# FAO: Johnnyopolis



## beardboy (Feb 12, 2006)

How do i get the 10% discount, also I received my order on friday, but didnt get my 2nd #16 Mirror Glaze, any idea where it is? I'm guessing Johnnyopolis is John from cleanandshiny.co.uk?

Thanks,

Mark


----------



## beardboy (Feb 12, 2006)

Hello.

Bump.


----------



## Johnnyopolis (Oct 25, 2005)

Hello 

yep thats me, charged you today for the #16 and it should be with you tomorrow. 

To get discount you need to enter detailingworld into the offers box on the cart page.


----------



## Johnnyopolis (Oct 25, 2005)

Oh and just so you know, I have discounted your first order and taken it off the outstanding #16 im sending.... Ill pm you with the amount your paying for the #16


----------



## beardboy (Feb 12, 2006)

Thanks very much, before you dispatch the 2nd tub, any chance i could add a couple more items? 

Thanks mate,

Mark


----------



## beardboy (Feb 12, 2006)

Could i add:
2 x MicroPak 4" x 6" Dual Combo German Foam Applicator Pad 
Product Ref:9173

Thanks,

Mark


----------



## Johnnyopolis (Oct 25, 2005)

done 

Thanks Alot

Will go out this pm


----------



## beardboy (Feb 12, 2006)

Stirling work. Thanks very much mate. 

Mark


----------

__Raw data__:
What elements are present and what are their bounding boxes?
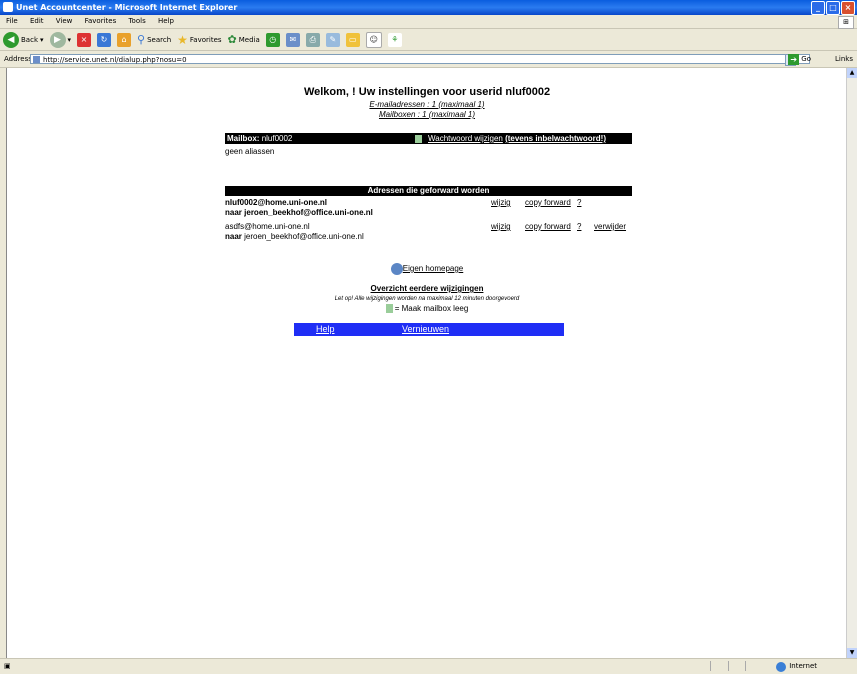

__To be done__:
1 > Answer these questions using the forum thread:
(a) What must be typed into the offers box on the cart page to get the discount?
(b) What product reference number is listed for the applicator pad?
(c) How many of those applicator pads does beardboy ask to add?
2 > Reproduce the stretch of the forum thread from "# FAO: Johnnyopolis" through "John from cleanandshiny.co.uk?" word for word.
The data was taken from a different source than the forum thread.

__Responses in order__:
1 >
(a) detailingworld
(b) 9173
(c) 2

2 >
# FAO: Johnnyopolis



## beardboy (Feb 12, 2006)

How do i get the 10% discount, also I received my order on friday, but didnt get my 2nd #16 Mirror Glaze, any idea where it is? I'm guessing Johnnyopolis is John from cleanandshiny.co.uk?